**Brief:**
Copy out the listing that follows, exact in every word, and skip the images.

Records from a collection of figures:

*****

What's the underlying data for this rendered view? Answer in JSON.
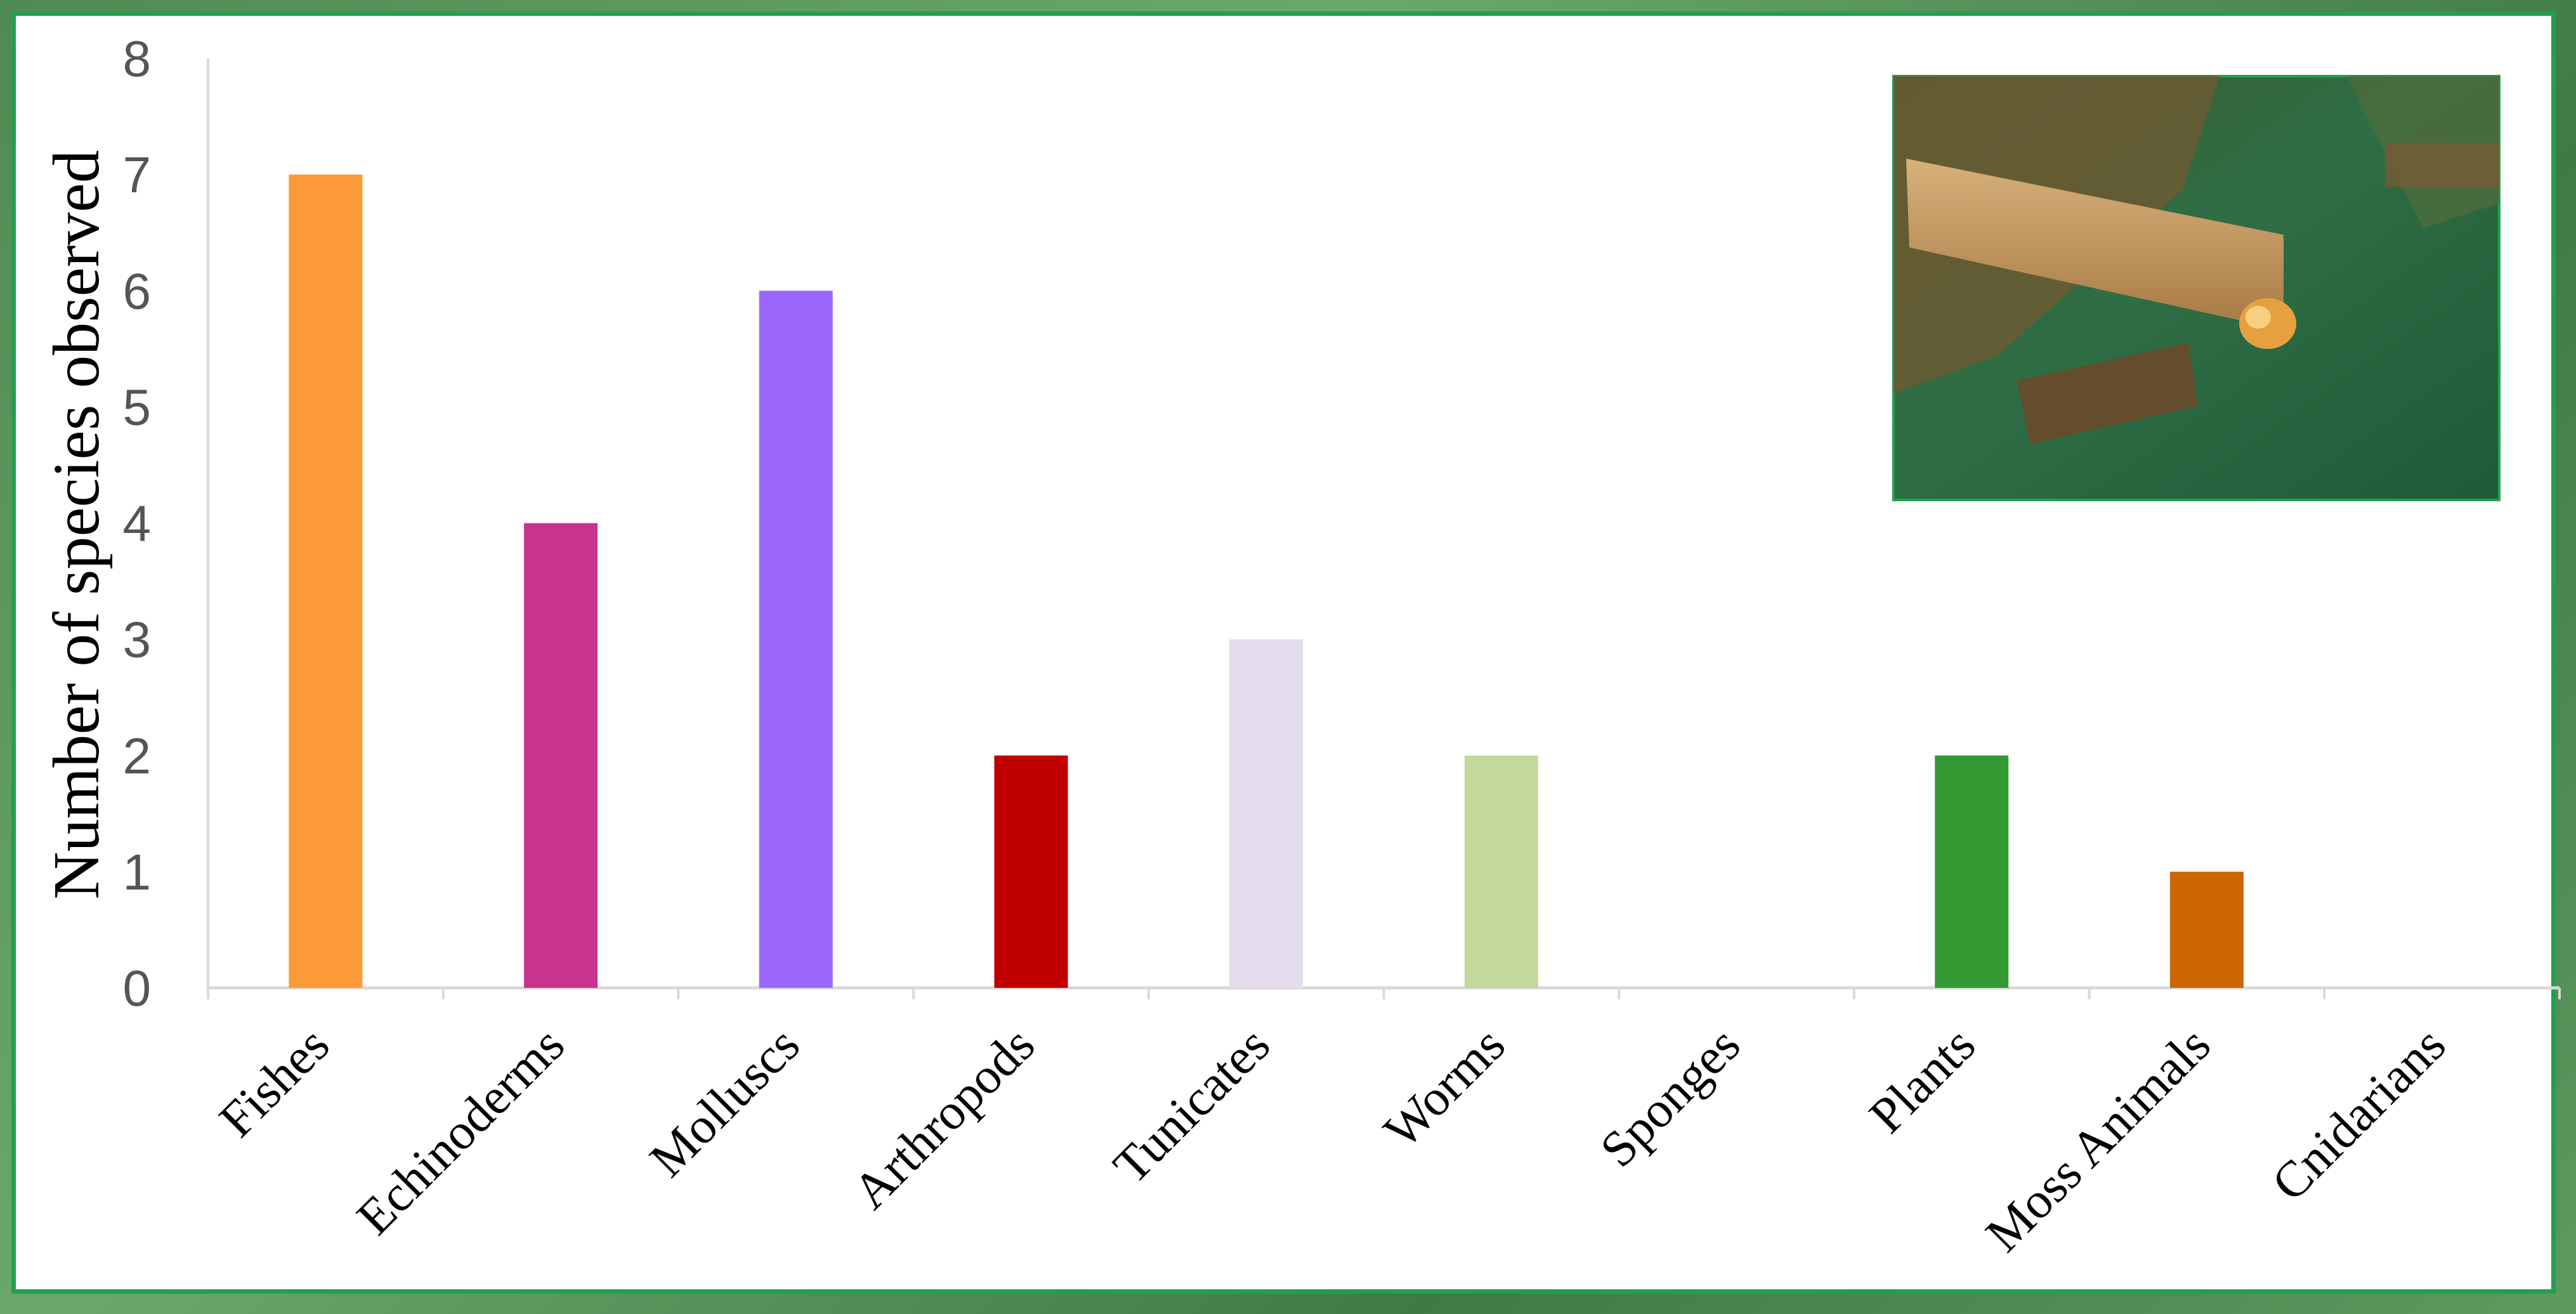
{
  "chart_data": {
    "type": "bar",
    "title": "",
    "xlabel": "",
    "ylabel": "Number of species observed",
    "categories": [
      "Fishes",
      "Echinoderms",
      "Molluscs",
      "Arthropods",
      "Tunicates",
      "Worms",
      "Sponges",
      "Plants",
      "Moss Animals",
      "Cnidarians"
    ],
    "values": [
      7,
      4,
      6,
      2,
      3,
      2,
      0,
      2,
      1,
      0
    ],
    "colors": [
      "#fb9a37",
      "#c9338f",
      "#9a66fb",
      "#c00000",
      "#e3dded",
      "#c4d89a",
      "#ffffff",
      "#339933",
      "#cc6600",
      "#ffffff"
    ],
    "ylim": [
      0,
      8
    ],
    "yticks": [
      0,
      1,
      2,
      3,
      4,
      5,
      6,
      7,
      8
    ],
    "grid": false,
    "legend": "none",
    "inset_photo": "underwater-wreck-photo"
  }
}
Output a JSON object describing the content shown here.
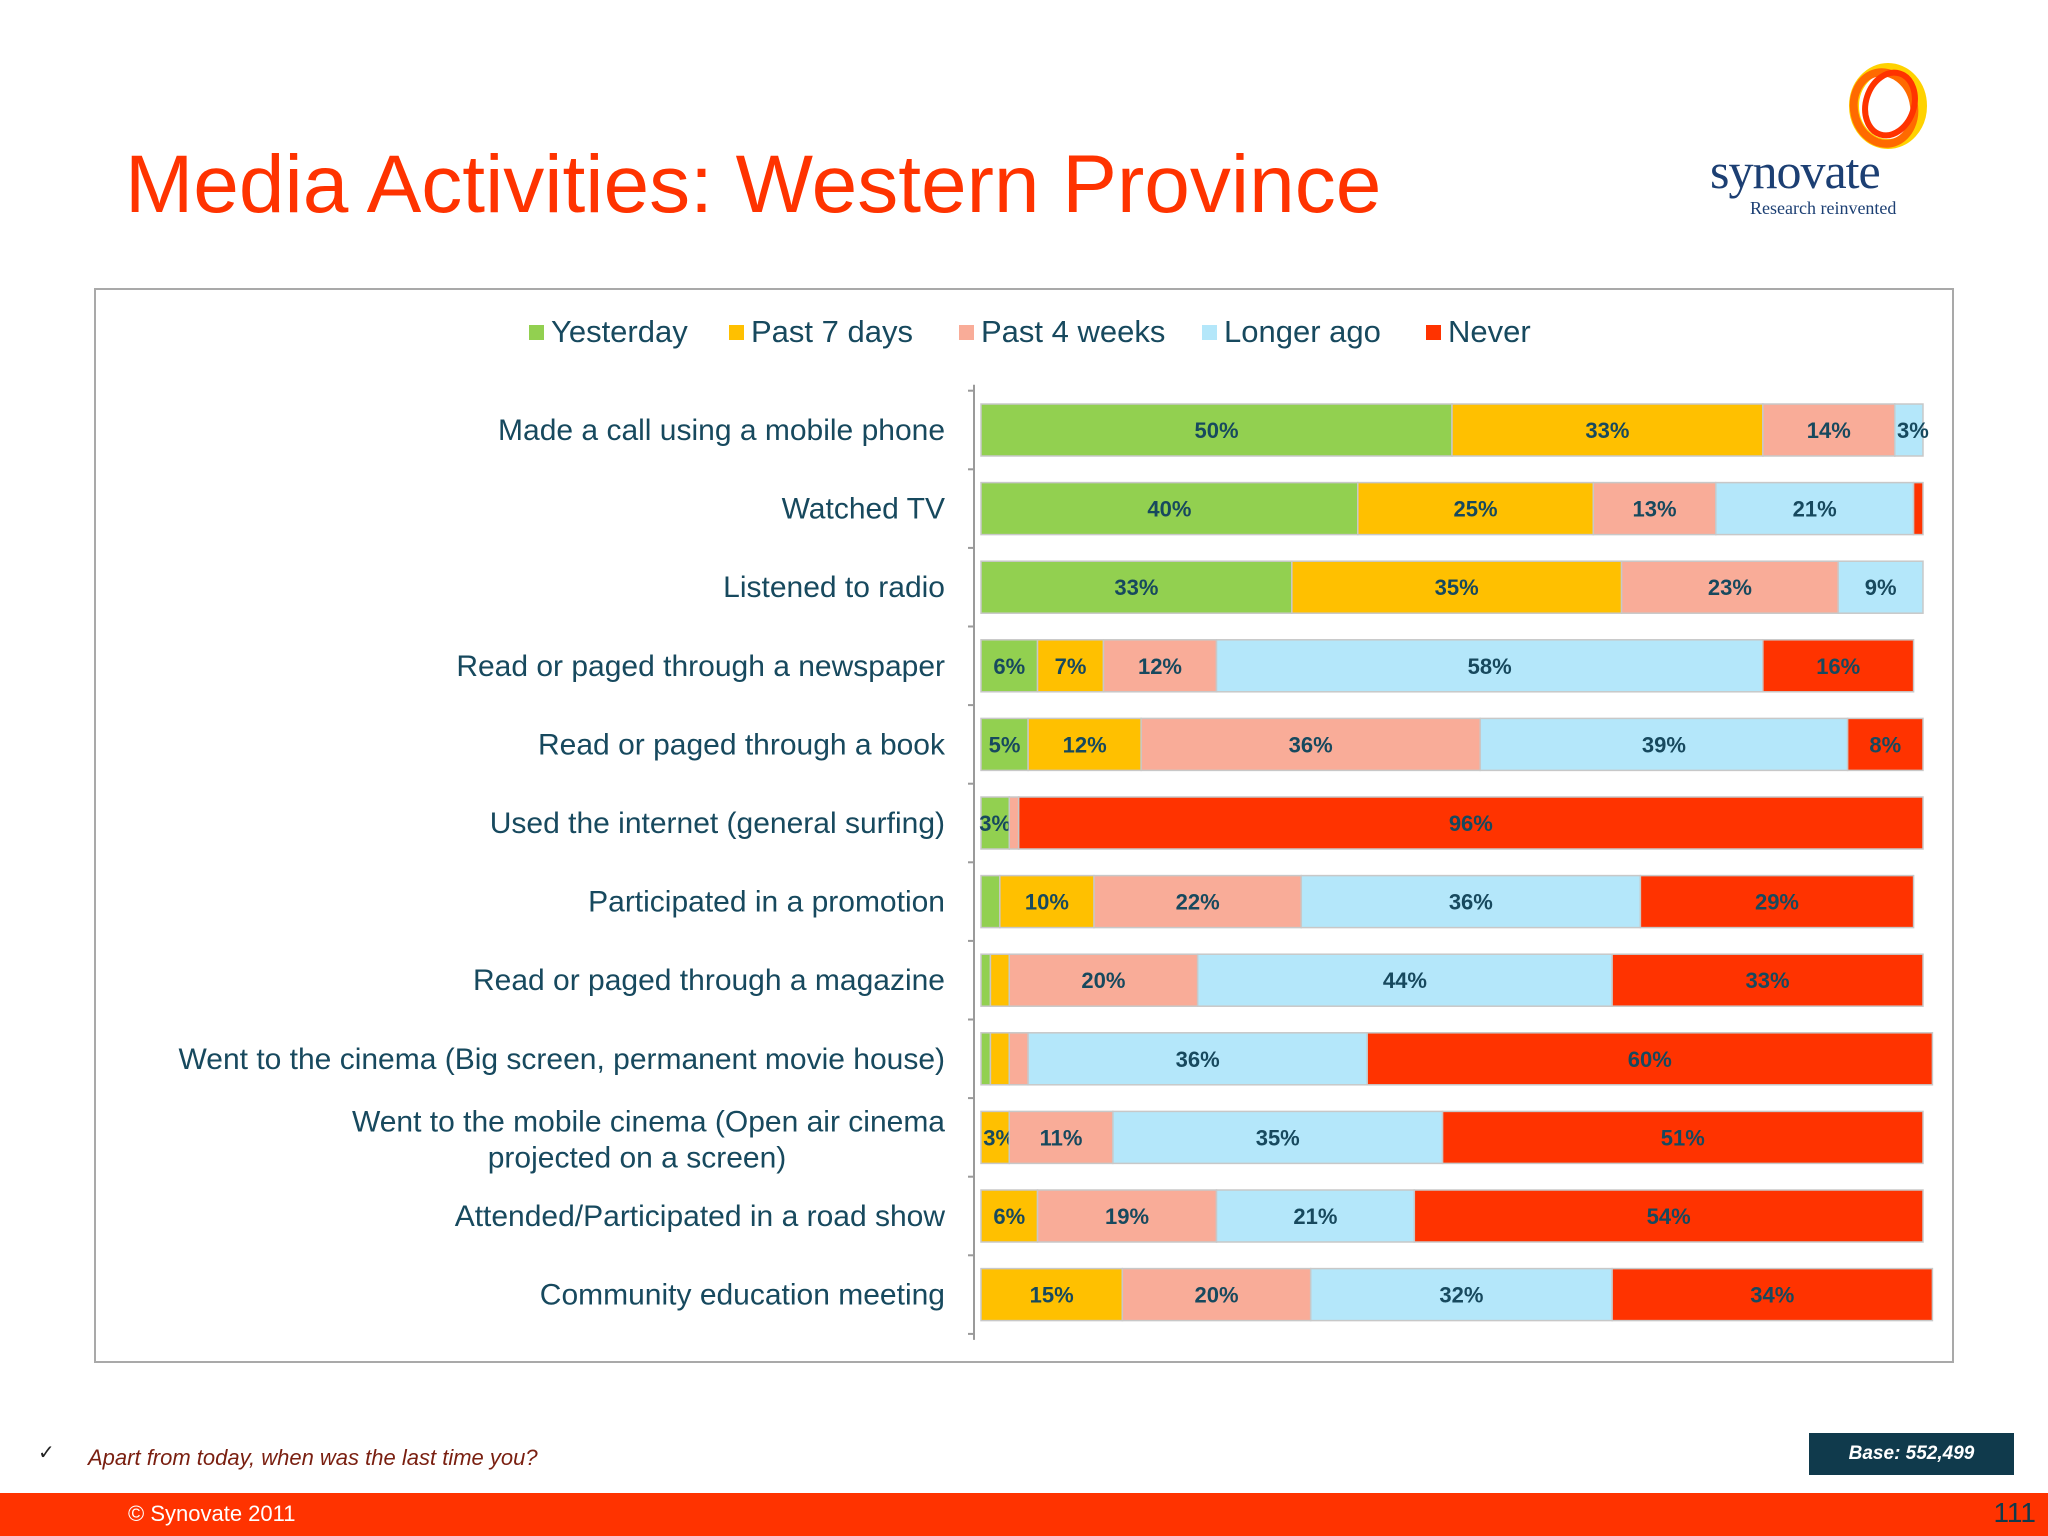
{
  "page": {
    "title": "Media Activities: Western Province",
    "logo_word": "synovate",
    "logo_tagline": "Research reinvented",
    "footnote": "Apart from today, when was the last time you?",
    "footnote_check": "✓",
    "base": "Base: 552,499",
    "copyright": "© Synovate 2011",
    "page_number": "111"
  },
  "colors": {
    "title": "#ff3300",
    "yesterday": "#92d050",
    "past7": "#ffc000",
    "past4w": "#f9ac98",
    "longer": "#b4e7fa",
    "never": "#ff3300",
    "label_text": "#17495e",
    "footer_bar": "#ff3300",
    "base_box": "#103a4c"
  },
  "chart_data": {
    "type": "bar",
    "orientation": "horizontal",
    "stacked": true,
    "percent": true,
    "legend_position": "top",
    "categories": [
      "Made a call using a mobile phone",
      "Watched TV",
      "Listened to radio",
      "Read or paged through a newspaper",
      "Read or paged through a book",
      "Used the internet (general surfing)",
      "Participated in a promotion",
      "Read or paged through a magazine",
      "Went to the cinema (Big screen, permanent movie house)",
      "Went to the mobile cinema (Open air cinema projected on a screen)",
      "Attended/Participated in a road show",
      "Community education meeting"
    ],
    "series": [
      {
        "name": "Yesterday",
        "color": "#92d050",
        "values": [
          50,
          40,
          33,
          6,
          5,
          3,
          2,
          1,
          1,
          0,
          0,
          0
        ]
      },
      {
        "name": "Past 7 days",
        "color": "#ffc000",
        "values": [
          33,
          25,
          35,
          7,
          12,
          0,
          10,
          2,
          2,
          3,
          6,
          15
        ]
      },
      {
        "name": "Past 4 weeks",
        "color": "#f9ac98",
        "values": [
          14,
          13,
          23,
          12,
          36,
          1,
          22,
          20,
          2,
          11,
          19,
          20
        ]
      },
      {
        "name": "Longer ago",
        "color": "#b4e7fa",
        "values": [
          3,
          21,
          9,
          58,
          39,
          0,
          36,
          44,
          36,
          35,
          21,
          32
        ]
      },
      {
        "name": "Never",
        "color": "#ff3300",
        "values": [
          0,
          1,
          0,
          16,
          8,
          96,
          29,
          33,
          60,
          51,
          54,
          34
        ]
      }
    ],
    "data_labels": [
      [
        "50%",
        "33%",
        "14%",
        "3%",
        ""
      ],
      [
        "40%",
        "25%",
        "13%",
        "21%",
        ""
      ],
      [
        "33%",
        "35%",
        "23%",
        "9%",
        ""
      ],
      [
        "6%",
        "7%",
        "12%",
        "58%",
        "16%"
      ],
      [
        "5%",
        "12%",
        "36%",
        "39%",
        "8%"
      ],
      [
        "3%",
        "",
        "",
        "",
        "96%"
      ],
      [
        "",
        "10%",
        "22%",
        "36%",
        "29%"
      ],
      [
        "",
        "",
        "20%",
        "44%",
        "33%"
      ],
      [
        "",
        "",
        "",
        "36%",
        "60%"
      ],
      [
        "",
        "3%",
        "11%",
        "35%",
        "51%"
      ],
      [
        "",
        "6%",
        "19%",
        "21%",
        "54%"
      ],
      [
        "",
        "15%",
        "20%",
        "32%",
        "34%"
      ]
    ]
  }
}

*****

**Written response:**
What's the underlying data for this rendered view? Answer in JSON.
{
  "chart_data": {
    "type": "bar",
    "title": "",
    "xlabel": "",
    "ylabel": "Number of species observed",
    "categories": [
      "Fishes",
      "Echinoderms",
      "Molluscs",
      "Arthropods",
      "Tunicates",
      "Worms",
      "Sponges",
      "Plants",
      "Moss Animals",
      "Cnidarians"
    ],
    "values": [
      7,
      4,
      6,
      2,
      3,
      2,
      0,
      2,
      1,
      0
    ],
    "colors": [
      "#fb9a37",
      "#c9338f",
      "#9a66fb",
      "#c00000",
      "#e3dded",
      "#c4d89a",
      "#ffffff",
      "#339933",
      "#cc6600",
      "#ffffff"
    ],
    "ylim": [
      0,
      8
    ],
    "yticks": [
      0,
      1,
      2,
      3,
      4,
      5,
      6,
      7,
      8
    ],
    "grid": false,
    "legend": "none",
    "inset_photo": "underwater-wreck-photo"
  }
}
Output a JSON object describing the content shown here.
{
  "page": {
    "title": "Media Activities: Western Province",
    "logo_word": "synovate",
    "logo_tagline": "Research reinvented",
    "footnote": "Apart from today, when was the last time you?",
    "footnote_check": "✓",
    "base": "Base: 552,499",
    "copyright": "© Synovate 2011",
    "page_number": "111"
  },
  "colors": {
    "title": "#ff3300",
    "yesterday": "#92d050",
    "past7": "#ffc000",
    "past4w": "#f9ac98",
    "longer": "#b4e7fa",
    "never": "#ff3300",
    "label_text": "#17495e",
    "footer_bar": "#ff3300",
    "base_box": "#103a4c"
  },
  "chart_data": {
    "type": "bar",
    "orientation": "horizontal",
    "stacked": true,
    "percent": true,
    "legend_position": "top",
    "categories": [
      "Made a call using a mobile phone",
      "Watched TV",
      "Listened to radio",
      "Read or paged through a newspaper",
      "Read or paged through a book",
      "Used the internet (general surfing)",
      "Participated in a promotion",
      "Read or paged through a magazine",
      "Went to the cinema (Big screen, permanent movie house)",
      "Went to the mobile cinema (Open air cinema projected on a screen)",
      "Attended/Participated in a road show",
      "Community education meeting"
    ],
    "series": [
      {
        "name": "Yesterday",
        "color": "#92d050",
        "values": [
          50,
          40,
          33,
          6,
          5,
          3,
          2,
          1,
          1,
          0,
          0,
          0
        ]
      },
      {
        "name": "Past 7 days",
        "color": "#ffc000",
        "values": [
          33,
          25,
          35,
          7,
          12,
          0,
          10,
          2,
          2,
          3,
          6,
          15
        ]
      },
      {
        "name": "Past 4 weeks",
        "color": "#f9ac98",
        "values": [
          14,
          13,
          23,
          12,
          36,
          1,
          22,
          20,
          2,
          11,
          19,
          20
        ]
      },
      {
        "name": "Longer ago",
        "color": "#b4e7fa",
        "values": [
          3,
          21,
          9,
          58,
          39,
          0,
          36,
          44,
          36,
          35,
          21,
          32
        ]
      },
      {
        "name": "Never",
        "color": "#ff3300",
        "values": [
          0,
          1,
          0,
          16,
          8,
          96,
          29,
          33,
          60,
          51,
          54,
          34
        ]
      }
    ],
    "data_labels": [
      [
        "50%",
        "33%",
        "14%",
        "3%",
        ""
      ],
      [
        "40%",
        "25%",
        "13%",
        "21%",
        ""
      ],
      [
        "33%",
        "35%",
        "23%",
        "9%",
        ""
      ],
      [
        "6%",
        "7%",
        "12%",
        "58%",
        "16%"
      ],
      [
        "5%",
        "12%",
        "36%",
        "39%",
        "8%"
      ],
      [
        "3%",
        "",
        "",
        "",
        "96%"
      ],
      [
        "",
        "10%",
        "22%",
        "36%",
        "29%"
      ],
      [
        "",
        "",
        "20%",
        "44%",
        "33%"
      ],
      [
        "",
        "",
        "",
        "36%",
        "60%"
      ],
      [
        "",
        "3%",
        "11%",
        "35%",
        "51%"
      ],
      [
        "",
        "6%",
        "19%",
        "21%",
        "54%"
      ],
      [
        "",
        "15%",
        "20%",
        "32%",
        "34%"
      ]
    ]
  }
}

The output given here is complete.